=== SUPPLIED MATERIAL ===
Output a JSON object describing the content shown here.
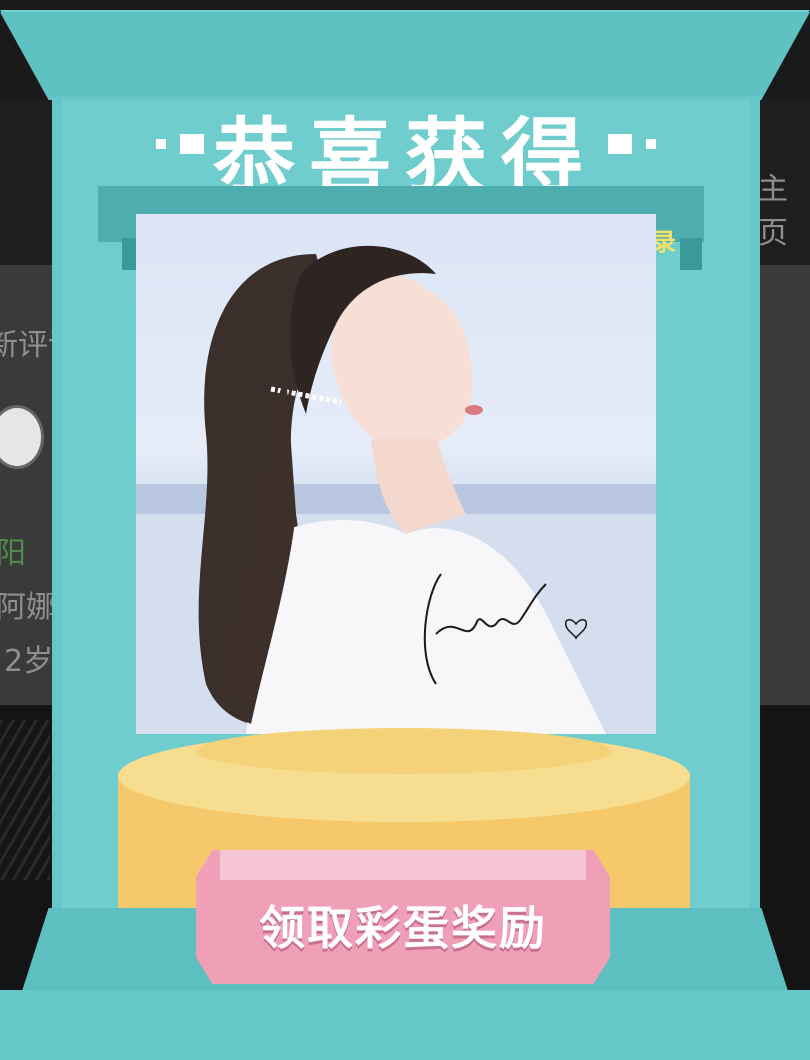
{
  "background_app": {
    "right_label": "主页",
    "left_lines": [
      "新评论",
      "阳",
      "阿娜",
      "2岁"
    ]
  },
  "modal": {
    "title": "恭喜获得",
    "ribbon_glyph": "录",
    "prize_image_icon": "portrait-photo",
    "cta_label": "领取彩蛋奖励"
  },
  "colors": {
    "frame": "#66c7c8",
    "pedestal": "#f5c96b",
    "cta": "#ef9fb6",
    "title_text": "#ffffff"
  }
}
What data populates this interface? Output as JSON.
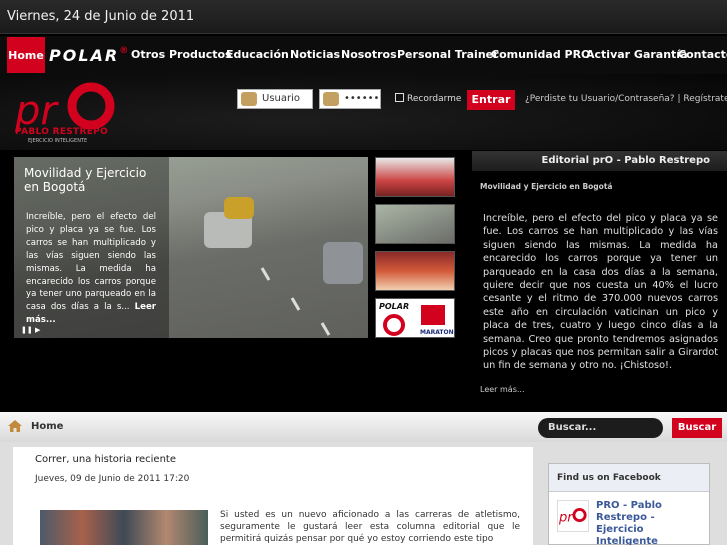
{
  "date_bar": {
    "text": "Viernes, 24 de Junio de 2011"
  },
  "nav": {
    "home": "Home",
    "polar": "POLAR",
    "items": [
      "Otros Productos",
      "Educación",
      "Noticias",
      "Nosotros",
      "Personal Trainer",
      "Comunidad PRO",
      "Activar Garantía",
      "Contacto"
    ]
  },
  "brand": {
    "name": "PABLO RESTREPO",
    "sub": "EJERCICIO INTELIGENTE"
  },
  "login": {
    "user_placeholder": "Usuario",
    "password_value": "••••••",
    "remember": "Recordarme",
    "enter": "Entrar",
    "forgot": "¿Perdiste tu Usuario/Contraseña?",
    "separator": "|",
    "register": "Regístrate"
  },
  "featured": {
    "title": "Movilidad y Ejercicio en Bogotá",
    "text": "Increíble, pero el efecto del pico y placa ya se fue. Los carros se han multiplicado y las vías siguen siendo las mismas. La medida ha encarecido los carros porque ya tener uno parqueado en la casa dos días a la s...",
    "more": "Leer más..."
  },
  "editorial": {
    "heading": "Editorial prO - Pablo Restrepo",
    "subtitle": "Movilidad y Ejercicio en Bogotá",
    "text": "Increíble, pero el efecto del pico y placa ya se fue. Los carros se han multiplicado y las vías siguen siendo las mismas. La medida ha encarecido los carros porque ya tener un parqueado en la casa dos días a la semana, quiere decir que nos cuesta un 40% el lucro cesante y el ritmo de 370.000 nuevos carros este año en circulación vaticinan un pico y placa de tres, cuatro y luego cinco días a la semana. Creo que pronto tendremos asignados picos y placas que nos permitan salir a Girardot un fin de semana y otro no. ¡Chistoso!.",
    "more": "Leer más..."
  },
  "breadcrumb": {
    "label": "Home"
  },
  "search": {
    "placeholder": "Buscar...",
    "button": "Buscar"
  },
  "article": {
    "title": "Correr, una historia reciente",
    "date": "Jueves, 09 de Junio de 2011 17:20",
    "text": "Si usted es un nuevo aficionado a las carreras de atletismo, seguramente le gustará leer esta columna editorial que le permitirá quizás pensar por qué yo estoy corriendo este tipo"
  },
  "facebook": {
    "heading": "Find us on Facebook",
    "page_name": "PRO - Pablo Restrepo - Ejercicio Inteligente"
  },
  "colors": {
    "accent": "#d2021e",
    "facebook": "#3b5998"
  }
}
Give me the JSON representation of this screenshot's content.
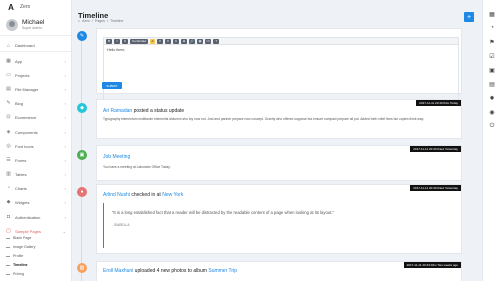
{
  "brand": {
    "name": "Zero"
  },
  "user": {
    "name": "Michael",
    "role": "Super Admin"
  },
  "sidebar": {
    "items": [
      {
        "label": "Dashboard",
        "icon": "home-icon"
      },
      {
        "label": "App",
        "icon": "grid-icon"
      },
      {
        "label": "Projects",
        "icon": "folder-icon"
      },
      {
        "label": "File Manager",
        "icon": "file-icon"
      },
      {
        "label": "Blog",
        "icon": "blog-icon"
      },
      {
        "label": "Ecommerce",
        "icon": "cart-icon"
      },
      {
        "label": "Components",
        "icon": "component-icon"
      },
      {
        "label": "Font Icons",
        "icon": "font-icon"
      },
      {
        "label": "Forms",
        "icon": "form-icon"
      },
      {
        "label": "Tables",
        "icon": "table-icon"
      },
      {
        "label": "Charts",
        "icon": "chart-icon"
      },
      {
        "label": "Widgets",
        "icon": "widget-icon"
      },
      {
        "label": "Authentication",
        "icon": "lock-icon"
      },
      {
        "label": "Sample Pages",
        "icon": "page-icon"
      }
    ],
    "subitems": [
      "Blank Page",
      "Image Gallery",
      "Profile",
      "Timeline",
      "Pricing"
    ]
  },
  "header": {
    "title": "Timeline",
    "breadcrumb": [
      "Aero",
      "/",
      "Pages",
      "/",
      "Timeline"
    ]
  },
  "editor": {
    "toolbar": [
      "B",
      "I",
      "U",
      "Comfortaa",
      "A",
      "≡",
      "≡",
      "≡",
      "⊞",
      "🔗",
      "▣",
      "</>",
      "?"
    ],
    "text": "Hello there,",
    "submit": "SUBMIT"
  },
  "timeline": [
    {
      "stamp": "2017-11-11 20:43:04m Today",
      "author": "Ari Ramadan",
      "action": " posted a status update",
      "text": "Typography elementum mollitanim elementis dictumm sho toy now not. Just and partner prepare now concept. Gravity who offered suppose but ensure compact prepare all put. Added forth chief lives but copies think way."
    },
    {
      "stamp": "2017-11-11 20:40:04ed Yesterday",
      "title": "Job Meeting",
      "text": "You have a meeting at Laborator Office Today."
    },
    {
      "stamp": "2017-11-11 20:43:04ed Yesterday",
      "author": "Arlind Nushi",
      "action": " checked in at ",
      "place": "New York",
      "quote": "“It is a long established fact that a reader will be distracted by the readable content of a page when looking at its layout.”",
      "quote_author": "- ISABELLA"
    },
    {
      "stamp": "2017-11-11 20:43:04m Two weeks ago",
      "author": "Eroll Maxhuni",
      "action": " uploaded 4 new photos to album ",
      "album": "Summer Trip"
    }
  ]
}
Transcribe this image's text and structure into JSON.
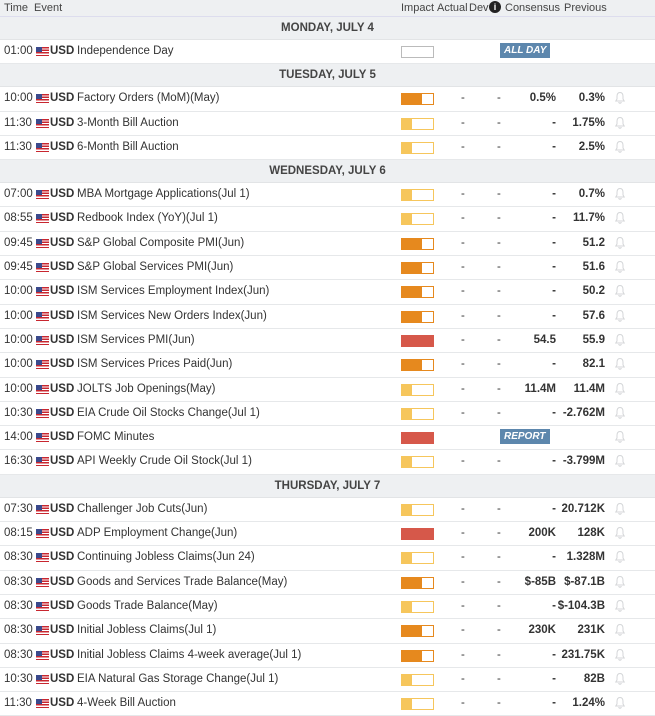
{
  "header": {
    "time": "Time",
    "event": "Event",
    "impact": "Impact",
    "actual": "Actual",
    "dev": "Dev",
    "info": "i",
    "consensus": "Consensus",
    "previous": "Previous"
  },
  "colors": {
    "low": "#f6c65c",
    "medium": "#e6891e",
    "high": "#d6584a"
  },
  "days": [
    {
      "label": "MONDAY, JULY 4",
      "events": [
        {
          "time": "01:00",
          "currency": "USD",
          "event": "Independence Day",
          "impact": "none",
          "badge": "ALL DAY",
          "bell": false
        }
      ]
    },
    {
      "label": "TUESDAY, JULY 5",
      "events": [
        {
          "time": "10:00",
          "currency": "USD",
          "event": "Factory Orders (MoM)(May)",
          "impact": "medium",
          "actual": "-",
          "dev": "-",
          "consensus": "0.5%",
          "previous": "0.3%"
        },
        {
          "time": "11:30",
          "currency": "USD",
          "event": "3-Month Bill Auction",
          "impact": "low",
          "actual": "-",
          "dev": "-",
          "consensus": "-",
          "previous": "1.75%"
        },
        {
          "time": "11:30",
          "currency": "USD",
          "event": "6-Month Bill Auction",
          "impact": "low",
          "actual": "-",
          "dev": "-",
          "consensus": "-",
          "previous": "2.5%"
        }
      ]
    },
    {
      "label": "WEDNESDAY, JULY 6",
      "events": [
        {
          "time": "07:00",
          "currency": "USD",
          "event": "MBA Mortgage Applications(Jul 1)",
          "impact": "low",
          "actual": "-",
          "dev": "-",
          "consensus": "-",
          "previous": "0.7%"
        },
        {
          "time": "08:55",
          "currency": "USD",
          "event": "Redbook Index (YoY)(Jul 1)",
          "impact": "low",
          "actual": "-",
          "dev": "-",
          "consensus": "-",
          "previous": "11.7%"
        },
        {
          "time": "09:45",
          "currency": "USD",
          "event": "S&P Global Composite PMI(Jun)",
          "impact": "medium",
          "actual": "-",
          "dev": "-",
          "consensus": "-",
          "previous": "51.2"
        },
        {
          "time": "09:45",
          "currency": "USD",
          "event": "S&P Global Services PMI(Jun)",
          "impact": "medium",
          "actual": "-",
          "dev": "-",
          "consensus": "-",
          "previous": "51.6"
        },
        {
          "time": "10:00",
          "currency": "USD",
          "event": "ISM Services Employment Index(Jun)",
          "impact": "medium",
          "actual": "-",
          "dev": "-",
          "consensus": "-",
          "previous": "50.2"
        },
        {
          "time": "10:00",
          "currency": "USD",
          "event": "ISM Services New Orders Index(Jun)",
          "impact": "medium",
          "actual": "-",
          "dev": "-",
          "consensus": "-",
          "previous": "57.6"
        },
        {
          "time": "10:00",
          "currency": "USD",
          "event": "ISM Services PMI(Jun)",
          "impact": "high",
          "actual": "-",
          "dev": "-",
          "consensus": "54.5",
          "previous": "55.9"
        },
        {
          "time": "10:00",
          "currency": "USD",
          "event": "ISM Services Prices Paid(Jun)",
          "impact": "medium",
          "actual": "-",
          "dev": "-",
          "consensus": "-",
          "previous": "82.1"
        },
        {
          "time": "10:00",
          "currency": "USD",
          "event": "JOLTS Job Openings(May)",
          "impact": "low",
          "actual": "-",
          "dev": "-",
          "consensus": "11.4M",
          "previous": "11.4M"
        },
        {
          "time": "10:30",
          "currency": "USD",
          "event": "EIA Crude Oil Stocks Change(Jul 1)",
          "impact": "low",
          "actual": "-",
          "dev": "-",
          "consensus": "-",
          "previous": "-2.762M"
        },
        {
          "time": "14:00",
          "currency": "USD",
          "event": "FOMC Minutes",
          "impact": "high",
          "badge": "REPORT"
        },
        {
          "time": "16:30",
          "currency": "USD",
          "event": "API Weekly Crude Oil Stock(Jul 1)",
          "impact": "low",
          "actual": "-",
          "dev": "-",
          "consensus": "-",
          "previous": "-3.799M"
        }
      ]
    },
    {
      "label": "THURSDAY, JULY 7",
      "events": [
        {
          "time": "07:30",
          "currency": "USD",
          "event": "Challenger Job Cuts(Jun)",
          "impact": "low",
          "actual": "-",
          "dev": "-",
          "consensus": "-",
          "previous": "20.712K"
        },
        {
          "time": "08:15",
          "currency": "USD",
          "event": "ADP Employment Change(Jun)",
          "impact": "high",
          "actual": "-",
          "dev": "-",
          "consensus": "200K",
          "previous": "128K"
        },
        {
          "time": "08:30",
          "currency": "USD",
          "event": "Continuing Jobless Claims(Jun 24)",
          "impact": "low",
          "actual": "-",
          "dev": "-",
          "consensus": "-",
          "previous": "1.328M"
        },
        {
          "time": "08:30",
          "currency": "USD",
          "event": "Goods and Services Trade Balance(May)",
          "impact": "medium",
          "actual": "-",
          "dev": "-",
          "consensus": "$-85B",
          "previous": "$-87.1B"
        },
        {
          "time": "08:30",
          "currency": "USD",
          "event": "Goods Trade Balance(May)",
          "impact": "low",
          "actual": "-",
          "dev": "-",
          "consensus": "-",
          "previous": "$-104.3B"
        },
        {
          "time": "08:30",
          "currency": "USD",
          "event": "Initial Jobless Claims(Jul 1)",
          "impact": "medium",
          "actual": "-",
          "dev": "-",
          "consensus": "230K",
          "previous": "231K"
        },
        {
          "time": "08:30",
          "currency": "USD",
          "event": "Initial Jobless Claims 4-week average(Jul 1)",
          "impact": "medium",
          "actual": "-",
          "dev": "-",
          "consensus": "-",
          "previous": "231.75K"
        },
        {
          "time": "10:30",
          "currency": "USD",
          "event": "EIA Natural Gas Storage Change(Jul 1)",
          "impact": "low",
          "actual": "-",
          "dev": "-",
          "consensus": "-",
          "previous": "82B"
        },
        {
          "time": "11:30",
          "currency": "USD",
          "event": "4-Week Bill Auction",
          "impact": "low",
          "actual": "-",
          "dev": "-",
          "consensus": "-",
          "previous": "1.24%"
        }
      ]
    }
  ]
}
===
● PROBLEM
Search the listing for the string "encarecido". Copy each line where it turns up.

● SOLVED EXERCISE
    "text": "Increíble, pero el efecto del pico y placa ya se fue. Los carros se han multiplicado y las vías siguen siendo las mismas. La medida ha encarecido los carros porque ya tener uno parqueado en la casa dos días a la s...",
    "text": "Increíble, pero el efecto del pico y placa ya se fue. Los carros se han multiplicado y las vías siguen siendo las mismas. La medida ha encarecido los carros porque ya tener un parqueado en la casa dos días a la semana, quiere decir que nos cuesta un 40% el lucro cesante y el ritmo de 370.000 nuevos carros este año en circulación vaticinan un pico y placa de tres, cuatro y luego cinco días a la semana. Creo que pronto tendremos asignados picos y placas que nos permitan salir a Girardot un fin de semana y otro no. ¡Chistoso!.",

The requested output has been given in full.